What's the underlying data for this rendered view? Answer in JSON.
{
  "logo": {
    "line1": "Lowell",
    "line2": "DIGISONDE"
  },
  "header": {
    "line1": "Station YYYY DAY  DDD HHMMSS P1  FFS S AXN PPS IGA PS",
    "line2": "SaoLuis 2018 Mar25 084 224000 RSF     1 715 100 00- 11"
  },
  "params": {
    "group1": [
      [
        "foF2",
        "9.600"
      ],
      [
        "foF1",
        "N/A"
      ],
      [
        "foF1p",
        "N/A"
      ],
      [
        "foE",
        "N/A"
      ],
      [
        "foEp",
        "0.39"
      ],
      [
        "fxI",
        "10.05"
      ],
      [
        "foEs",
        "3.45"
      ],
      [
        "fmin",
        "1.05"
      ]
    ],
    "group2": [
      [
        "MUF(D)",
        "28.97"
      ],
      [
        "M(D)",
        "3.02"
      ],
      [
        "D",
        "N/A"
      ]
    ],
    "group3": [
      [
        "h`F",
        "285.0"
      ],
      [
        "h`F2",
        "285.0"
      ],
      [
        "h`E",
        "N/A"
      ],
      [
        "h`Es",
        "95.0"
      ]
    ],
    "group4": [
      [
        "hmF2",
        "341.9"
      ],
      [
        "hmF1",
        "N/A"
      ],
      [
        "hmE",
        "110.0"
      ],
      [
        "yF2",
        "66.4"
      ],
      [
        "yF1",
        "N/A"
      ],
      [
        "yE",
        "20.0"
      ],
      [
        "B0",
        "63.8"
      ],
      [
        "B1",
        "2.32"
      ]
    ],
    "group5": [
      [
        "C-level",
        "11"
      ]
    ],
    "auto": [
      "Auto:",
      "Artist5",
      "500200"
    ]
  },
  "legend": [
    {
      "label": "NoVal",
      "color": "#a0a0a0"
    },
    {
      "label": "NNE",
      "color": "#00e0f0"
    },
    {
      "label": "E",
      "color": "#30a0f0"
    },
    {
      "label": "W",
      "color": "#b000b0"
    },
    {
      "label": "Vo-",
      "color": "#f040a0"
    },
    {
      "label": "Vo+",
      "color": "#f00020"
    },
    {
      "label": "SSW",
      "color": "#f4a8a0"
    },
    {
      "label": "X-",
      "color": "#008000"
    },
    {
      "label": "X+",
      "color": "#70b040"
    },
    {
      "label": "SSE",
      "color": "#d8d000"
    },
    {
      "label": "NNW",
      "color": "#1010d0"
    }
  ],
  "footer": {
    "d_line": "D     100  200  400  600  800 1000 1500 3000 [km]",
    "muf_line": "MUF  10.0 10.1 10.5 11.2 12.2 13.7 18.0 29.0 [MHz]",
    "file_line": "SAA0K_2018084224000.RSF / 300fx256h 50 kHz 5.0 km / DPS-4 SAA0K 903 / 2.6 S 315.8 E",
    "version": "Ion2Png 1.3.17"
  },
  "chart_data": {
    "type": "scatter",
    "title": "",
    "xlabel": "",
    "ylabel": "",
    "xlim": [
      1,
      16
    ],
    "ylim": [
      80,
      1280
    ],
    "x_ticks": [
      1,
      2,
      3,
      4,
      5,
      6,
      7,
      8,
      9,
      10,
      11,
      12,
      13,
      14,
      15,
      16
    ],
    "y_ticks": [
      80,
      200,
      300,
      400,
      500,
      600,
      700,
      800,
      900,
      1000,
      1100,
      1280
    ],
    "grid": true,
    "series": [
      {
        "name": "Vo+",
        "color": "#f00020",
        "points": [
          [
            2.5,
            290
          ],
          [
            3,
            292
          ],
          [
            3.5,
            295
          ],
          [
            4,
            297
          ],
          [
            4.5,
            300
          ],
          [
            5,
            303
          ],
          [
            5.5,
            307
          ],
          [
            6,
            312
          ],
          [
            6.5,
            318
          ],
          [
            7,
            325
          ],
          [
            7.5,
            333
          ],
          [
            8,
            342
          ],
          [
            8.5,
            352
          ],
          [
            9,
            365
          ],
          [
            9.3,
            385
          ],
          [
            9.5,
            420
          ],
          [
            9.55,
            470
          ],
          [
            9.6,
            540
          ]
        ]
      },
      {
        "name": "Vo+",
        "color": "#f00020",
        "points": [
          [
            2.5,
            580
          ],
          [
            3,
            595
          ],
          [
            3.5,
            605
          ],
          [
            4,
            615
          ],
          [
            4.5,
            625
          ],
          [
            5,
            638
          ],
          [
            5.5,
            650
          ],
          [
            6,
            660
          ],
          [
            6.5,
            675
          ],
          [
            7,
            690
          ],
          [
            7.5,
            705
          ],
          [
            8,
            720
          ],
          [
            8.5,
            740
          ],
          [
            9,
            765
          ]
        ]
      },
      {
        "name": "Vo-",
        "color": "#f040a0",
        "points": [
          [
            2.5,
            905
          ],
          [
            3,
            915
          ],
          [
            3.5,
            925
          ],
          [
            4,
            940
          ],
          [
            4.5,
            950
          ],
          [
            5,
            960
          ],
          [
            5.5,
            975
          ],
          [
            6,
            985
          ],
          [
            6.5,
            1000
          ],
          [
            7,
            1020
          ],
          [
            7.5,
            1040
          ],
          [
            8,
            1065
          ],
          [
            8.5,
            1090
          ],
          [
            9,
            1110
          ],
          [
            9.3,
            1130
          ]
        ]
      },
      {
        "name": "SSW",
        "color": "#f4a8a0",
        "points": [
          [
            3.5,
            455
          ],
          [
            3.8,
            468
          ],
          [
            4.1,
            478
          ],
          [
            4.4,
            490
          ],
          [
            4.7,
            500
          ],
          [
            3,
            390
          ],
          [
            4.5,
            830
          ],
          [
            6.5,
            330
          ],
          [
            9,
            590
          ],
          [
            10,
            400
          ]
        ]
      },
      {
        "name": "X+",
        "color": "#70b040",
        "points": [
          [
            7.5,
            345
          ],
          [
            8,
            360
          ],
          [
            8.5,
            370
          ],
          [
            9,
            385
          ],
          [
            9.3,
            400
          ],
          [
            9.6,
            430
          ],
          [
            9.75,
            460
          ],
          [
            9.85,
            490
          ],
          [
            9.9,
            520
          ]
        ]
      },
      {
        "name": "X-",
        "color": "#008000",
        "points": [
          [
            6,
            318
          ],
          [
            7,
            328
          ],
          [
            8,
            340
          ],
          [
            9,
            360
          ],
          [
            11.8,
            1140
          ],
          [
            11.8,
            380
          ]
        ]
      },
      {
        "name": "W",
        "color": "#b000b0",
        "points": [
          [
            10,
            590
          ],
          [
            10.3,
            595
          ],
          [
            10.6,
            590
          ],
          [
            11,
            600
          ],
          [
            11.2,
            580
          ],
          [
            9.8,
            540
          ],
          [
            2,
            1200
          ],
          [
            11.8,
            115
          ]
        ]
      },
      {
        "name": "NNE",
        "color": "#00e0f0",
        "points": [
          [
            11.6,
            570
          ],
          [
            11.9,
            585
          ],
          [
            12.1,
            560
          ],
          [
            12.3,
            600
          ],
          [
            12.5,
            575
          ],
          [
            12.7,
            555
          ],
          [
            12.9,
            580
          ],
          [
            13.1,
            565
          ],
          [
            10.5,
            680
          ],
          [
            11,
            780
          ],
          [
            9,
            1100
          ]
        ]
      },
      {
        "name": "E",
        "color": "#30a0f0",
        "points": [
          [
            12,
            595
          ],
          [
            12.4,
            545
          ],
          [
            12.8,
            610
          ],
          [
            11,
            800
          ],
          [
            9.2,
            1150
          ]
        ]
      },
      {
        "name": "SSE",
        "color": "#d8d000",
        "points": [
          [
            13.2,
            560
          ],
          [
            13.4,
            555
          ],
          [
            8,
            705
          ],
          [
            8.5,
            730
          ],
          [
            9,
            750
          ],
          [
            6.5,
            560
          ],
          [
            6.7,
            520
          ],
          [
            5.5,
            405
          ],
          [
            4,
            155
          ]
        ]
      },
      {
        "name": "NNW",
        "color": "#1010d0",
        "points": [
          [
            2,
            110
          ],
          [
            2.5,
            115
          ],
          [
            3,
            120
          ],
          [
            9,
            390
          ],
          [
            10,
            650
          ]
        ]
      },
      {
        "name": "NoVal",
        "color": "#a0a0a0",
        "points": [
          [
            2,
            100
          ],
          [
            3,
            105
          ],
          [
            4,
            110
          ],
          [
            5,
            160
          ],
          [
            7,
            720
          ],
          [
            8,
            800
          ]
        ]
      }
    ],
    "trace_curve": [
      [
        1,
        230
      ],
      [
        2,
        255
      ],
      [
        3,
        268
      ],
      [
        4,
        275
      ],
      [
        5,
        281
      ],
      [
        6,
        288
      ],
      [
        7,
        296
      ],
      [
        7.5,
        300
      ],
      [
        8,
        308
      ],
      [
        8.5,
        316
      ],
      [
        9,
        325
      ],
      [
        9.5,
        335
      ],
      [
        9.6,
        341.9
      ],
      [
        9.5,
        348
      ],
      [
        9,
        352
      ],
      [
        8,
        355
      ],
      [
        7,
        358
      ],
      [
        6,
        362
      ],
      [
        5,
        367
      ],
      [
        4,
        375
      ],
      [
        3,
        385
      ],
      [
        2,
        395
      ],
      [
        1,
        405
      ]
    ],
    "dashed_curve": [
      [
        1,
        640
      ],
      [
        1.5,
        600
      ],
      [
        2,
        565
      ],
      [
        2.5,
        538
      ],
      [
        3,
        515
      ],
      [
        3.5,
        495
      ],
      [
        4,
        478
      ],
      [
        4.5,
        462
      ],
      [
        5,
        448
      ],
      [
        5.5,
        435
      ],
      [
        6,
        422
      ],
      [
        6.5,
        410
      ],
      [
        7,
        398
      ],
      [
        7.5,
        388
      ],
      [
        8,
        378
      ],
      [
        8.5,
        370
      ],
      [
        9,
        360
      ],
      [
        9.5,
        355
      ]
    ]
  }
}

————

## What to work on
State how many lines of the listing above hold the word "name", with nothing but the number.

## Solution
12